» **Input material**:
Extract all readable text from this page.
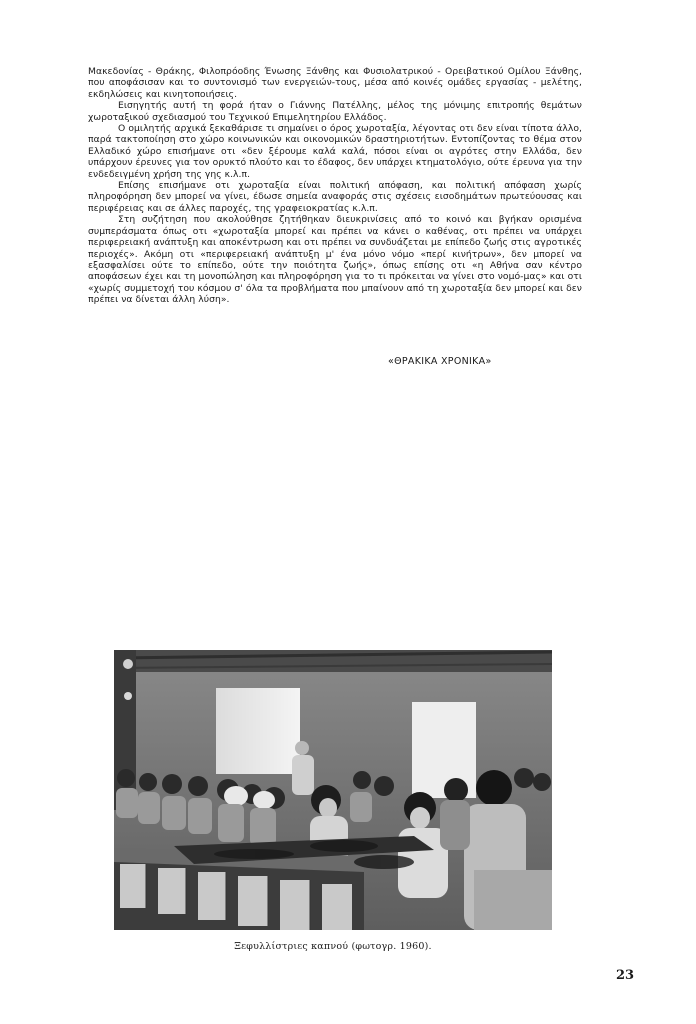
Μακεδονίας - Θράκης, Φιλοπρόοδης Ένωσης Ξάνθης και Φυσιολατρικού - Ορειβατικού Ομίλου Ξάνθης, που αποφάσισαν και το συντονισμό των ενεργειών-τους, μέσα από κοινές ομάδες εργασίας - μελέτης, εκδηλώσεις και κινητοποιήσεις.

Εισηγητής αυτή τη φορά ήταν ο Γιάννης Πατέλλης, μέλος της μόνιμης επιτροπής θεμάτων χωροταξικού σχεδιασμού του Τεχνικού Επιμελητηρίου Ελλάδος.

Ο ομιλητής αρχικά ξεκαθάρισε τι σημαίνει ο όρος χωροταξία, λέγοντας οτι δεν είναι τίποτα άλλο, παρά τακτοποίηση στο χώρο κοινωνικών και οικονομικών δραστηριοτήτων. Εντοπίζοντας το θέμα στον Ελλαδικό χώρο επισήμανε οτι «δεν ξέρουμε καλά καλά, πόσοι είναι οι αγρότες στην Ελλάδα, δεν υπάρχουν έρευνες για τον ορυκτό πλούτο και το έδαφος, δεν υπάρχει κτηματολόγιο, ούτε έρευνα για την ενδεδειγμένη χρήση της γης κ.λ.π.

Επίσης επισήμανε οτι χωροταξία είναι πολιτική απόφαση, και πολιτική απόφαση χωρίς πληροφόρηση δεν μπορεί να γίνει, έδωσε σημεία αναφοράς στις σχέσεις εισοδημάτων πρωτεύουσας και περιφέρειας και σε άλλες παροχές, της γραφειοκρατίας κ.λ.π.

Στη συζήτηση που ακολούθησε ζητήθηκαν διευκρινίσεις από το κοινό και βγήκαν ορισμένα συμπεράσματα όπως οτι «χωροταξία μπορεί και πρέπει να κάνει ο καθένας, οτι πρέπει να υπάρχει περιφερειακή ανάπτυξη και αποκέντρωση και οτι πρέπει να συνδυάζεται με επίπεδο ζωής στις αγροτικές περιοχές». Ακόμη οτι «περιφερειακή ανάπτυξη μ' ένα μόνο νόμο «περί κινήτρων», δεν μπορεί να εξασφαλίσει ούτε το επίπεδο, ούτε την ποιότητα ζωής», όπως επίσης οτι «η Αθήνα σαν κέντρο αποφάσεων έχει και τη μονοπώληση και πληροφόρηση για το τι πρόκειται να γίνει στο νομό-μας» και οτι «χωρίς συμμετοχή του κόσμου σ' όλα τα προβλήματα που μπαίνουν από τη χωροταξία δεν μπορεί και δεν πρέπει να δίνεται άλλη λύση».

«ΘΡΑΚΙΚΑ ΧΡΟΝΙΚΑ»
Ξεφυλλίστριες καπνού (φωτογρ. 1960).
23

» **Task brief**: Quote every record above exactly, omitting any pictures they contain.

» **Finished task**:
Extract all readable text from this page.
Μακεδονίας - Θράκης, Φιλοπρόοδης Ένωσης Ξάνθης και Φυσιολατρικού - Ορειβατικού Ομίλου Ξάνθης, που αποφάσισαν και το συντονισμό των ενεργειών-τους, μέσα από κοινές ομάδες εργασίας - μελέτης, εκδηλώσεις και κινητοποιήσεις.

Εισηγητής αυτή τη φορά ήταν ο Γιάννης Πατέλλης, μέλος της μόνιμης επιτροπής θεμάτων χωροταξικού σχεδιασμού του Τεχνικού Επιμελητηρίου Ελλάδος.

Ο ομιλητής αρχικά ξεκαθάρισε τι σημαίνει ο όρος χωροταξία, λέγοντας οτι δεν είναι τίποτα άλλο, παρά τακτοποίηση στο χώρο κοινωνικών και οικονομικών δραστηριοτήτων. Εντοπίζοντας το θέμα στον Ελλαδικό χώρο επισήμανε οτι «δεν ξέρουμε καλά καλά, πόσοι είναι οι αγρότες στην Ελλάδα, δεν υπάρχουν έρευνες για τον ορυκτό πλούτο και το έδαφος, δεν υπάρχει κτηματολόγιο, ούτε έρευνα για την ενδεδειγμένη χρήση της γης κ.λ.π.

Επίσης επισήμανε οτι χωροταξία είναι πολιτική απόφαση, και πολιτική απόφαση χωρίς πληροφόρηση δεν μπορεί να γίνει, έδωσε σημεία αναφοράς στις σχέσεις εισοδημάτων πρωτεύουσας και περιφέρειας και σε άλλες παροχές, της γραφειοκρατίας κ.λ.π.

Στη συζήτηση που ακολούθησε ζητήθηκαν διευκρινίσεις από το κοινό και βγήκαν ορισμένα συμπεράσματα όπως οτι «χωροταξία μπορεί και πρέπει να κάνει ο καθένας, οτι πρέπει να υπάρχει περιφερειακή ανάπτυξη και αποκέντρωση και οτι πρέπει να συνδυάζεται με επίπεδο ζωής στις αγροτικές περιοχές». Ακόμη οτι «περιφερειακή ανάπτυξη μ' ένα μόνο νόμο «περί κινήτρων», δεν μπορεί να εξασφαλίσει ούτε το επίπεδο, ούτε την ποιότητα ζωής», όπως επίσης οτι «η Αθήνα σαν κέντρο αποφάσεων έχει και τη μονοπώληση και πληροφόρηση για το τι πρόκειται να γίνει στο νομό-μας» και οτι «χωρίς συμμετοχή του κόσμου σ' όλα τα προβλήματα που μπαίνουν από τη χωροταξία δεν μπορεί και δεν πρέπει να δίνεται άλλη λύση».

«ΘΡΑΚΙΚΑ ΧΡΟΝΙΚΑ»
Ξεφυλλίστριες καπνού (φωτογρ. 1960).
23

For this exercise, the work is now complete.